**Task to complete:** Copy the records below exactly, leaving out any pictures.

****************

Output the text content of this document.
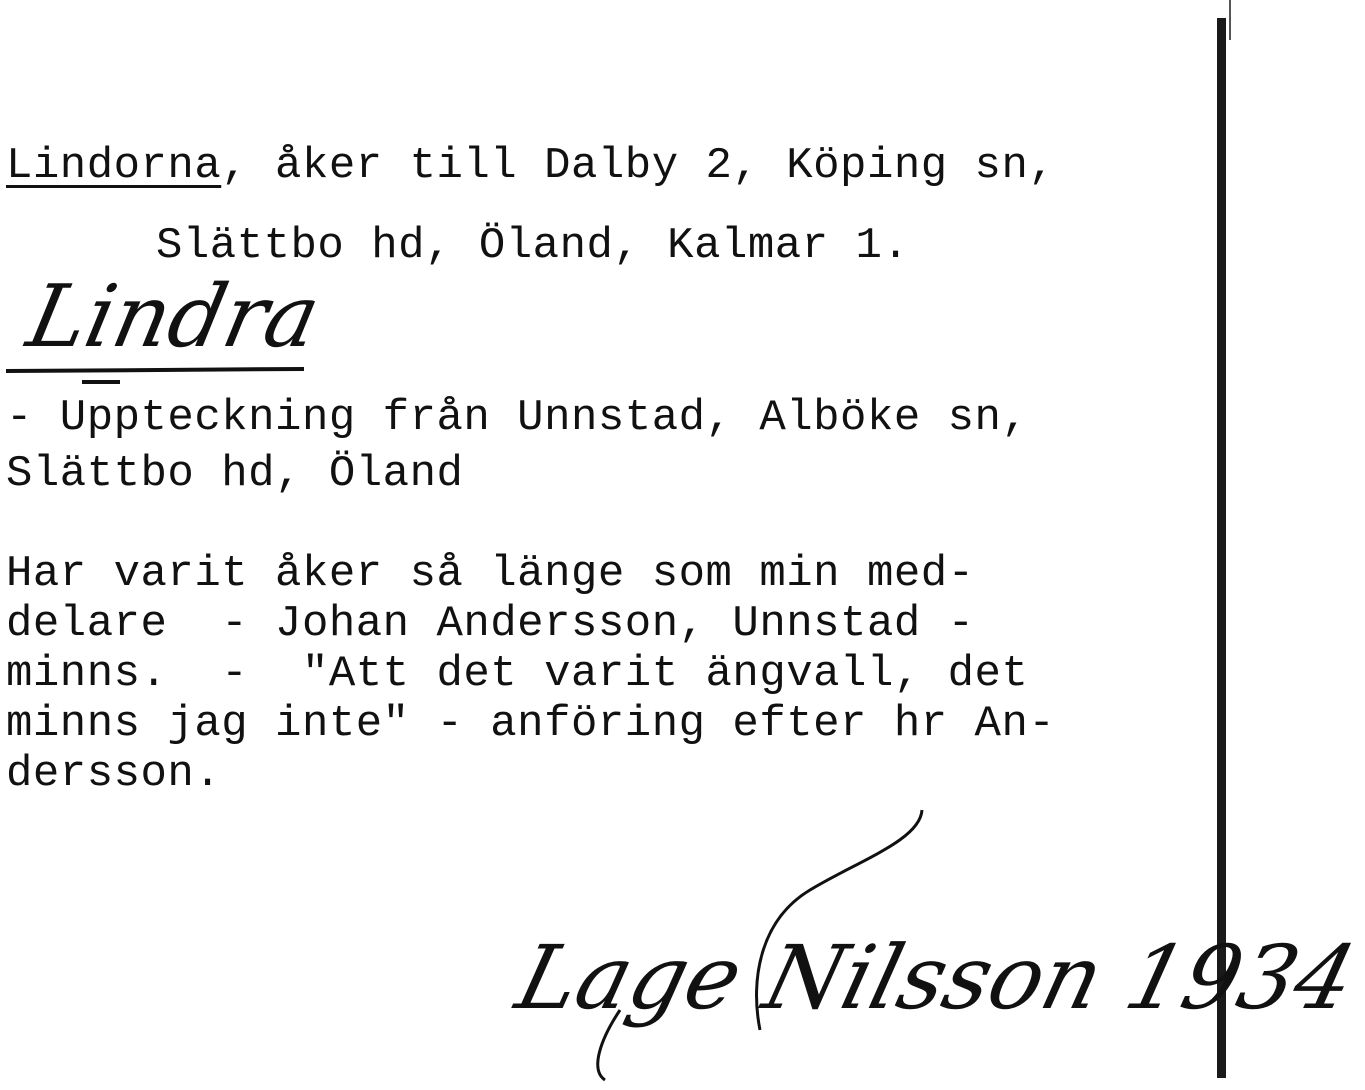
Lindorna, åker till Dalby 2, Köping sn,
Slättbo hd, Öland, Kalmar 1.
Lindra
- Uppteckning från Unnstad, Alböke sn,
Slättbo hd, Öland
Har varit åker så länge som min med-
delare  - Johan Andersson, Unnstad -
minns.  -  "Att det varit ängvall, det
minns jag inte" - anföring efter hr An-
dersson.
Lage Nilsson 1934
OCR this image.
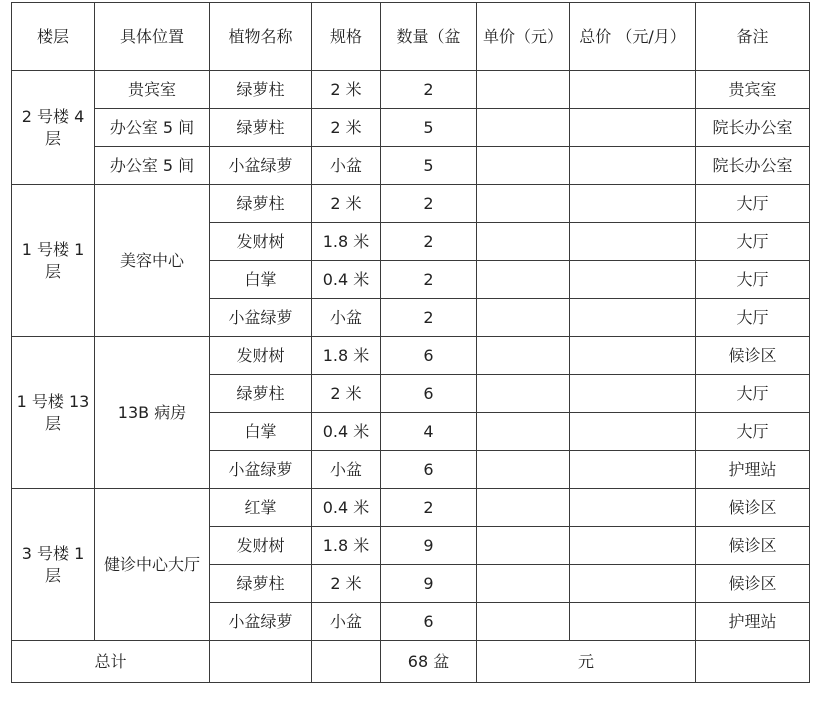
楼层	具体位置	植物名称	规格	数量（盆	单价（元）	总价 （元/月）	备注
2 号楼 4 层	贵宾室	绿萝柱	2 米	2			贵宾室
	办公室 5 间	绿萝柱	2 米	5			院长办公室
	办公室 5 间	小盆绿萝	小盆	5			院长办公室
1 号楼 1 层	美容中心	绿萝柱	2 米	2			大厅
		发财树	1.8 米	2			大厅
		白掌	0.4 米	2			大厅
		小盆绿萝	小盆	2			大厅
1 号楼 13 层	13B 病房	发财树	1.8 米	6			候诊区
		绿萝柱	2 米	6			大厅
		白掌	0.4 米	4			大厅
		小盆绿萝	小盆	6			护理站
3 号楼 1 层	健诊中心大厅	红掌	0.4 米	2			候诊区
		发财树	1.8 米	9			候诊区
		绿萝柱	2 米	9			候诊区
		小盆绿萝	小盆	6			护理站
总计				68 盆	元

****************

**Solution for this task:**
Output the text content of this document.
Lindorna, åker till Dalby 2, Köping sn,
Slättbo hd, Öland, Kalmar 1.
Lindra
- Uppteckning från Unnstad, Alböke sn,
Slättbo hd, Öland
Har varit åker så länge som min med-
delare  - Johan Andersson, Unnstad -
minns.  -  "Att det varit ängvall, det
minns jag inte" - anföring efter hr An-
dersson.
Lage Nilsson 1934
OCR this image.
楼层	具体位置	植物名称	规格	数量（盆	单价（元）	总价 （元/月）	备注
2 号楼 4 层	贵宾室	绿萝柱	2 米	2			贵宾室
	办公室 5 间	绿萝柱	2 米	5			院长办公室
	办公室 5 间	小盆绿萝	小盆	5			院长办公室
1 号楼 1 层	美容中心	绿萝柱	2 米	2			大厅
		发财树	1.8 米	2			大厅
		白掌	0.4 米	2			大厅
		小盆绿萝	小盆	2			大厅
1 号楼 13 层	13B 病房	发财树	1.8 米	6			候诊区
		绿萝柱	2 米	6			大厅
		白掌	0.4 米	4			大厅
		小盆绿萝	小盆	6			护理站
3 号楼 1 层	健诊中心大厅	红掌	0.4 米	2			候诊区
		发财树	1.8 米	9			候诊区
		绿萝柱	2 米	9			候诊区
		小盆绿萝	小盆	6			护理站
总计				68 盆	元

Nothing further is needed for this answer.